[Begin Given information]

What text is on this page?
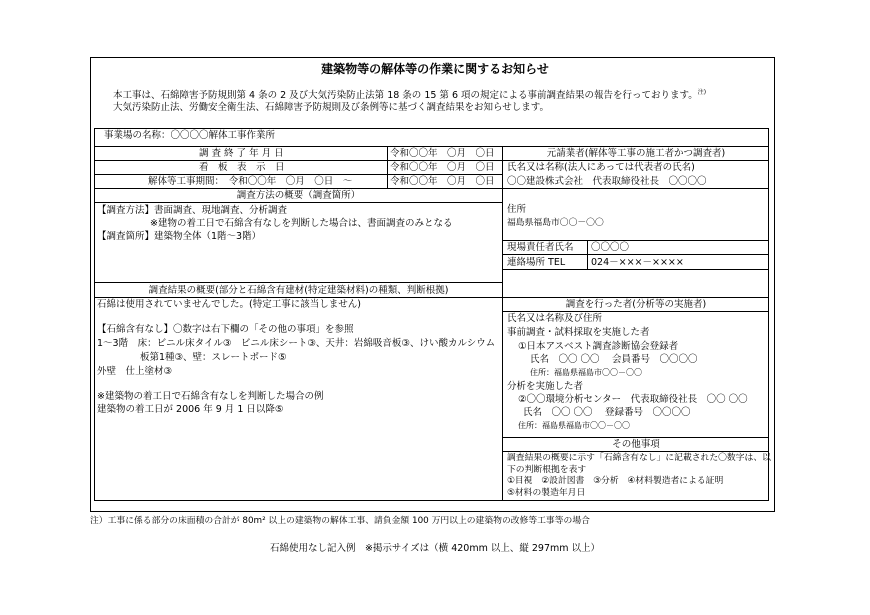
建築物等の解体等の作業に関するお知らせ
本工事は、石綿障害予防規則第 4 条の 2 及び大気汚染防止法第 18 条の 15 第 6 項の規定による事前調査結果の報告を行っております。$^{注)}$
大気汚染防止法、労働安全衛生法、石綿障害予防規則及び条例等に基づく調査結果をお知らせします。
事業場の名称：〇〇〇〇解体工事作業所
調 査 終 了 年 月 日	令和〇〇年　〇月　〇日
看　板　表　示　日	令和〇〇年　〇月　〇日
解体等工事期間：　令和〇〇年　〇月　〇日　～	令和〇〇年　〇月　〇日
調査方法の概要（調査箇所）
【調査方法】書面調査、現地調査、分析調査
※建物の着工日で石綿含有なしを判断した場合は、書面調査のみとなる
【調査箇所】建築物全体（1階～3階）
調査結果の概要(部分と石綿含有建材(特定建築材料)の種類、判断根拠)
石綿は使用されていませんでした。(特定工事に該当しません)
【石綿含有なし】〇数字は右下欄の「その他の事項」を参照
1～3階　床：ビニル床タイル③　ビニル床シート③、天井：岩綿吸音板③、けい酸カルシウム
板第1種③、壁：スレートボード⑤
外壁　仕上塗材③
※建築物の着工日で石綿含有なしを判断した場合の例
建築物の着工日が 2006 年 9 月 1 日以降⑤
元請業者(解体等工事の施工者かつ調査者)
氏名又は名称(法人にあっては代表者の氏名)
〇〇建設株式会社　代表取締役社長　〇〇〇〇
住所
福島県福島市〇〇－〇〇
現場責任者氏名 〇〇〇〇
連絡場所 TEL	024－×××－××××
調査を行った者(分析等の実施者)
氏名又は名称及び住所
事前調査・試料採取を実施した者
①日本アスベスト調査診断協会登録者
氏名　〇〇 〇〇　 会員番号　〇〇〇〇
住所：福島県福島市〇〇－〇〇
分析を実施した者
②〇〇環境分析センター　代表取締役社長　〇〇 〇〇
氏名　〇〇 〇〇　 登録番号　〇〇〇〇
住所：福島県福島市〇〇－〇〇
その他事項
調査結果の概要に示す「石綿含有なし」に記載された〇数字は、以
下の判断根拠を表す
①目視　②設計図書　③分析　④材料製造者による証明
⑤材料の製造年月日
注）工事に係る部分の床面積の合計が 80m² 以上の建築物の解体工事、請負金額 100 万円以上の建築物の改修等工事等の場合
石綿使用なし記入例　※掲示サイズは（横 420mm 以上、縦 297mm 以上）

[End Given information]

→ **Stated task**
Using the data above, print every line exactly, omitting pictures.

→ **Answer to the exercise**
What text is on this page?
建築物等の解体等の作業に関するお知らせ
本工事は、石綿障害予防規則第 4 条の 2 及び大気汚染防止法第 18 条の 15 第 6 項の規定による事前調査結果の報告を行っております。$^{注)}$
大気汚染防止法、労働安全衛生法、石綿障害予防規則及び条例等に基づく調査結果をお知らせします。
事業場の名称：〇〇〇〇解体工事作業所
調 査 終 了 年 月 日	令和〇〇年　〇月　〇日
看　板　表　示　日	令和〇〇年　〇月　〇日
解体等工事期間：　令和〇〇年　〇月　〇日　～	令和〇〇年　〇月　〇日
調査方法の概要（調査箇所）
【調査方法】書面調査、現地調査、分析調査
※建物の着工日で石綿含有なしを判断した場合は、書面調査のみとなる
【調査箇所】建築物全体（1階～3階）
調査結果の概要(部分と石綿含有建材(特定建築材料)の種類、判断根拠)
石綿は使用されていませんでした。(特定工事に該当しません)
【石綿含有なし】〇数字は右下欄の「その他の事項」を参照
1～3階　床：ビニル床タイル③　ビニル床シート③、天井：岩綿吸音板③、けい酸カルシウム
板第1種③、壁：スレートボード⑤
外壁　仕上塗材③
※建築物の着工日で石綿含有なしを判断した場合の例
建築物の着工日が 2006 年 9 月 1 日以降⑤
元請業者(解体等工事の施工者かつ調査者)
氏名又は名称(法人にあっては代表者の氏名)
〇〇建設株式会社　代表取締役社長　〇〇〇〇
住所
福島県福島市〇〇－〇〇
現場責任者氏名 〇〇〇〇
連絡場所 TEL	024－×××－××××
調査を行った者(分析等の実施者)
氏名又は名称及び住所
事前調査・試料採取を実施した者
①日本アスベスト調査診断協会登録者
氏名　〇〇 〇〇　 会員番号　〇〇〇〇
住所：福島県福島市〇〇－〇〇
分析を実施した者
②〇〇環境分析センター　代表取締役社長　〇〇 〇〇
氏名　〇〇 〇〇　 登録番号　〇〇〇〇
住所：福島県福島市〇〇－〇〇
その他事項
調査結果の概要に示す「石綿含有なし」に記載された〇数字は、以
下の判断根拠を表す
①目視　②設計図書　③分析　④材料製造者による証明
⑤材料の製造年月日
注）工事に係る部分の床面積の合計が 80m² 以上の建築物の解体工事、請負金額 100 万円以上の建築物の改修等工事等の場合
石綿使用なし記入例　※掲示サイズは（横 420mm 以上、縦 297mm 以上）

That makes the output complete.